Reproduce each line of the material exactly, minus any picture.

START EXTRACTED MATERIAL

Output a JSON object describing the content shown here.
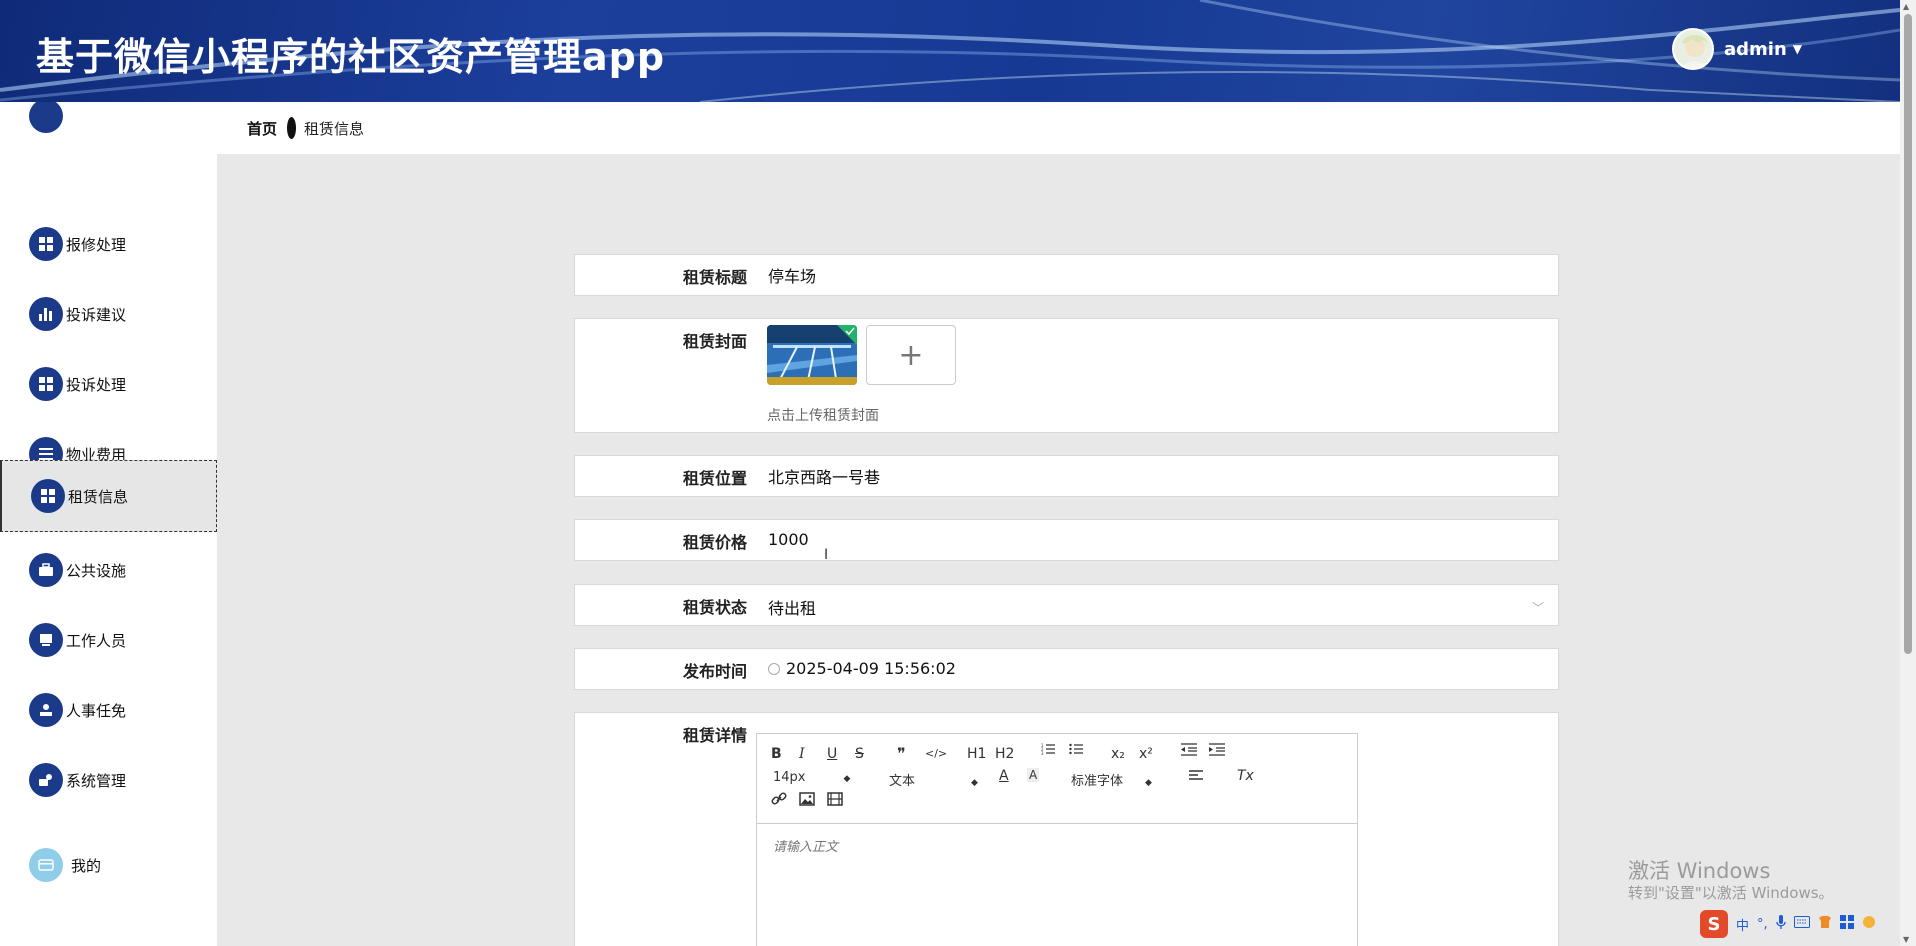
{
  "header": {
    "title": "基于微信小程序的社区资产管理app",
    "username": "admin"
  },
  "sidebar": {
    "items": [
      {
        "label": "报修处理",
        "icon": "grid-icon"
      },
      {
        "label": "投诉建议",
        "icon": "bar-chart-icon"
      },
      {
        "label": "投诉处理",
        "icon": "grid-icon"
      },
      {
        "label": "物业费用",
        "icon": "list-icon"
      },
      {
        "label": "租赁信息",
        "icon": "grid-icon"
      },
      {
        "label": "公共设施",
        "icon": "briefcase-icon"
      },
      {
        "label": "工作人员",
        "icon": "monitor-icon"
      },
      {
        "label": "人事任免",
        "icon": "person-icon"
      },
      {
        "label": "系统管理",
        "icon": "settings-hand-icon"
      },
      {
        "label": "我的",
        "icon": "card-icon"
      }
    ]
  },
  "breadcrumb": {
    "home": "首页",
    "current": "租赁信息"
  },
  "form": {
    "title_label": "租赁标题",
    "title_value": "停车场",
    "cover_label": "租赁封面",
    "cover_hint": "点击上传租赁封面",
    "upload_symbol": "+",
    "location_label": "租赁位置",
    "location_value": "北京西路一号巷",
    "price_label": "租赁价格",
    "price_value": "1000",
    "status_label": "租赁状态",
    "status_value": "待出租",
    "time_label": "发布时间",
    "time_value": "2025-04-09 15:56:02",
    "detail_label": "租赁详情",
    "editor": {
      "font_size": "14px",
      "header_select": "文本",
      "font_family": "标准字体",
      "placeholder": "请输入正文",
      "tools": [
        "B",
        "I",
        "U",
        "S",
        "❞",
        "</>",
        "H1",
        "H2",
        "x₂",
        "x²",
        "Tx"
      ]
    }
  },
  "watermark": {
    "line1": "激活 Windows",
    "line2": "转到\"设置\"以激活 Windows。"
  },
  "ime": {
    "lang": "中"
  }
}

END EXTRACTED MATERIAL

> _SOLUTION FOR THIS EXERCISE_:
Output a JSON object describing the content shown here.
{
  "header": {
    "title": "基于微信小程序的社区资产管理app",
    "username": "admin"
  },
  "sidebar": {
    "items": [
      {
        "label": "报修处理",
        "icon": "grid-icon"
      },
      {
        "label": "投诉建议",
        "icon": "bar-chart-icon"
      },
      {
        "label": "投诉处理",
        "icon": "grid-icon"
      },
      {
        "label": "物业费用",
        "icon": "list-icon"
      },
      {
        "label": "租赁信息",
        "icon": "grid-icon"
      },
      {
        "label": "公共设施",
        "icon": "briefcase-icon"
      },
      {
        "label": "工作人员",
        "icon": "monitor-icon"
      },
      {
        "label": "人事任免",
        "icon": "person-icon"
      },
      {
        "label": "系统管理",
        "icon": "settings-hand-icon"
      },
      {
        "label": "我的",
        "icon": "card-icon"
      }
    ]
  },
  "breadcrumb": {
    "home": "首页",
    "current": "租赁信息"
  },
  "form": {
    "title_label": "租赁标题",
    "title_value": "停车场",
    "cover_label": "租赁封面",
    "cover_hint": "点击上传租赁封面",
    "upload_symbol": "+",
    "location_label": "租赁位置",
    "location_value": "北京西路一号巷",
    "price_label": "租赁价格",
    "price_value": "1000",
    "status_label": "租赁状态",
    "status_value": "待出租",
    "time_label": "发布时间",
    "time_value": "2025-04-09 15:56:02",
    "detail_label": "租赁详情",
    "editor": {
      "font_size": "14px",
      "header_select": "文本",
      "font_family": "标准字体",
      "placeholder": "请输入正文",
      "tools": [
        "B",
        "I",
        "U",
        "S",
        "❞",
        "</>",
        "H1",
        "H2",
        "x₂",
        "x²",
        "Tx"
      ]
    }
  },
  "watermark": {
    "line1": "激活 Windows",
    "line2": "转到\"设置\"以激活 Windows。"
  },
  "ime": {
    "lang": "中"
  }
}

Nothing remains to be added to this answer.